==== Material for the task ====

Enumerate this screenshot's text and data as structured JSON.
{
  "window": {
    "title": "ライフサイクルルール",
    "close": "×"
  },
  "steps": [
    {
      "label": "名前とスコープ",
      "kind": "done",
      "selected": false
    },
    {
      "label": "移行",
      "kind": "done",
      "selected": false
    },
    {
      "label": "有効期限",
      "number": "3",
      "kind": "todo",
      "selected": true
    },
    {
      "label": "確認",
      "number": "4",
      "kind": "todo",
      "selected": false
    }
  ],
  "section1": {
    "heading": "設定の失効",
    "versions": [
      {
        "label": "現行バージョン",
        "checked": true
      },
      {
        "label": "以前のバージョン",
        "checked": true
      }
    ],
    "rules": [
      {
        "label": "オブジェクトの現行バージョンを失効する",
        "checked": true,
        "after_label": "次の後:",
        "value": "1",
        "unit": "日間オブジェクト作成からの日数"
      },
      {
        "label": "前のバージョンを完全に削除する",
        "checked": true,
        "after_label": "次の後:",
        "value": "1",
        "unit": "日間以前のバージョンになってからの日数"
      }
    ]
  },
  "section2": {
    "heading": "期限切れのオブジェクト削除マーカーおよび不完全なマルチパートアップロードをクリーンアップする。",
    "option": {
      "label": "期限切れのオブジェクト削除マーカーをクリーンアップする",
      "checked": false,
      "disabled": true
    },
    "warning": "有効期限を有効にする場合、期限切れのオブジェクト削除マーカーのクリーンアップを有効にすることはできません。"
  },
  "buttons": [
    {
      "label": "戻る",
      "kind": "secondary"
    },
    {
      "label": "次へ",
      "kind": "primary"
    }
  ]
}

====
==== Material for the task ====

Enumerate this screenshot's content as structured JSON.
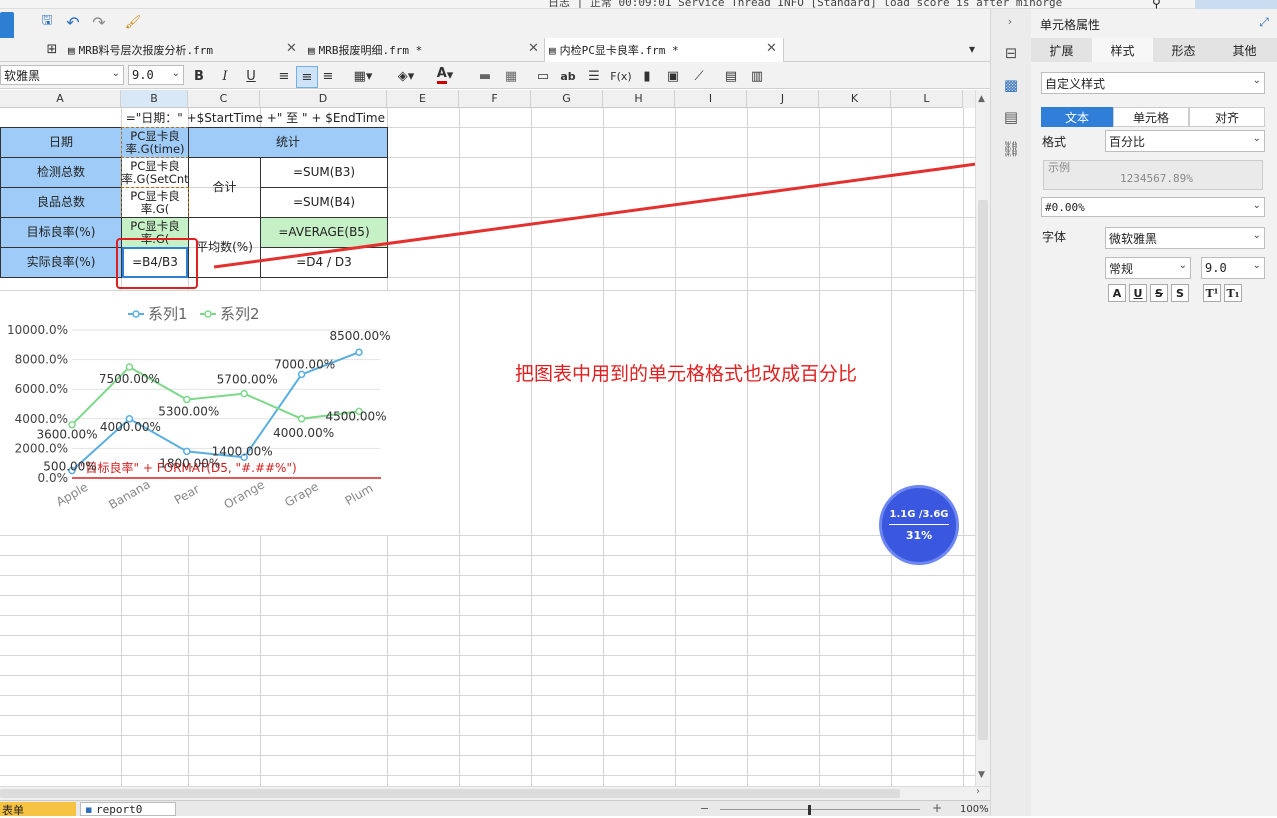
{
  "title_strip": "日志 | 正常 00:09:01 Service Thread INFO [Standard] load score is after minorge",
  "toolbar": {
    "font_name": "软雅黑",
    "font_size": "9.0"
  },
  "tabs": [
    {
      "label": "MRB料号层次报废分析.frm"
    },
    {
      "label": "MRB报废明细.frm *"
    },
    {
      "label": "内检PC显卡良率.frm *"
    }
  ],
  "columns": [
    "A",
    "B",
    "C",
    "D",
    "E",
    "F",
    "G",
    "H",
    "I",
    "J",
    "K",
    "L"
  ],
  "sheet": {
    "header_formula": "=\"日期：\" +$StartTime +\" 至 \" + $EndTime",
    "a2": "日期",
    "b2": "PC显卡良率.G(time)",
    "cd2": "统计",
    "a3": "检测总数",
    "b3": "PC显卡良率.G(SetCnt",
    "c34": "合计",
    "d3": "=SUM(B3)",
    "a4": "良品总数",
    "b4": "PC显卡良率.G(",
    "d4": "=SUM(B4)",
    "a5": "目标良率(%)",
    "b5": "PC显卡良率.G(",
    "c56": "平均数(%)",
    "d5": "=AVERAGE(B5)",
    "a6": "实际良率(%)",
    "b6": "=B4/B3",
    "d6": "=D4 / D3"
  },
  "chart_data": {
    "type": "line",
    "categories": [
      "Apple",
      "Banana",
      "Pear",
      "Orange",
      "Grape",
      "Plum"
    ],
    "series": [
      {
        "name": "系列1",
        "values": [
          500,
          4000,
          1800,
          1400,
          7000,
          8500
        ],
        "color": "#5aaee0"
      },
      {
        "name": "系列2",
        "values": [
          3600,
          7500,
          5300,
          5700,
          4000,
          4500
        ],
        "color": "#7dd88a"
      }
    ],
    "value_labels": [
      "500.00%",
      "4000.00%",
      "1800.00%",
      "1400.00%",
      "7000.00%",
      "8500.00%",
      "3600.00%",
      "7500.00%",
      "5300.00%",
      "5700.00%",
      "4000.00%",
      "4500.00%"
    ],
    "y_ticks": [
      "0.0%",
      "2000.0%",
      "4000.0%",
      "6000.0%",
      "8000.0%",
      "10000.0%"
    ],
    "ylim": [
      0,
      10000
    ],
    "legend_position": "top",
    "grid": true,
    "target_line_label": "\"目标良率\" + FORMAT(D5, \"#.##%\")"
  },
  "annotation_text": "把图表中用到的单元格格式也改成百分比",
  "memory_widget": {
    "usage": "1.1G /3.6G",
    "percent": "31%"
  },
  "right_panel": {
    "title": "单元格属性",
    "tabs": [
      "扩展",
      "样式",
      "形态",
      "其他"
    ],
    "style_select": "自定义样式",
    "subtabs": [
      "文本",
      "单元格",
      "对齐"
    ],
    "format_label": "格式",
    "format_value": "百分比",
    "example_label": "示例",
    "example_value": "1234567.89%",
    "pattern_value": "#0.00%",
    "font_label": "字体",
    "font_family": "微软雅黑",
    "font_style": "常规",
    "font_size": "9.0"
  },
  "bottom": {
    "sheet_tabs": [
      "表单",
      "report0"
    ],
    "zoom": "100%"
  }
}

====

▶ [Task directions] Pull out every line holding "heading" from the records above, and copy it.

▶ [Response to this exercise]
    "heading": "設定の失効",
    "heading": "期限切れのオブジェクト削除マーカーおよび不完全なマルチパートアップロードをクリーンアップする。",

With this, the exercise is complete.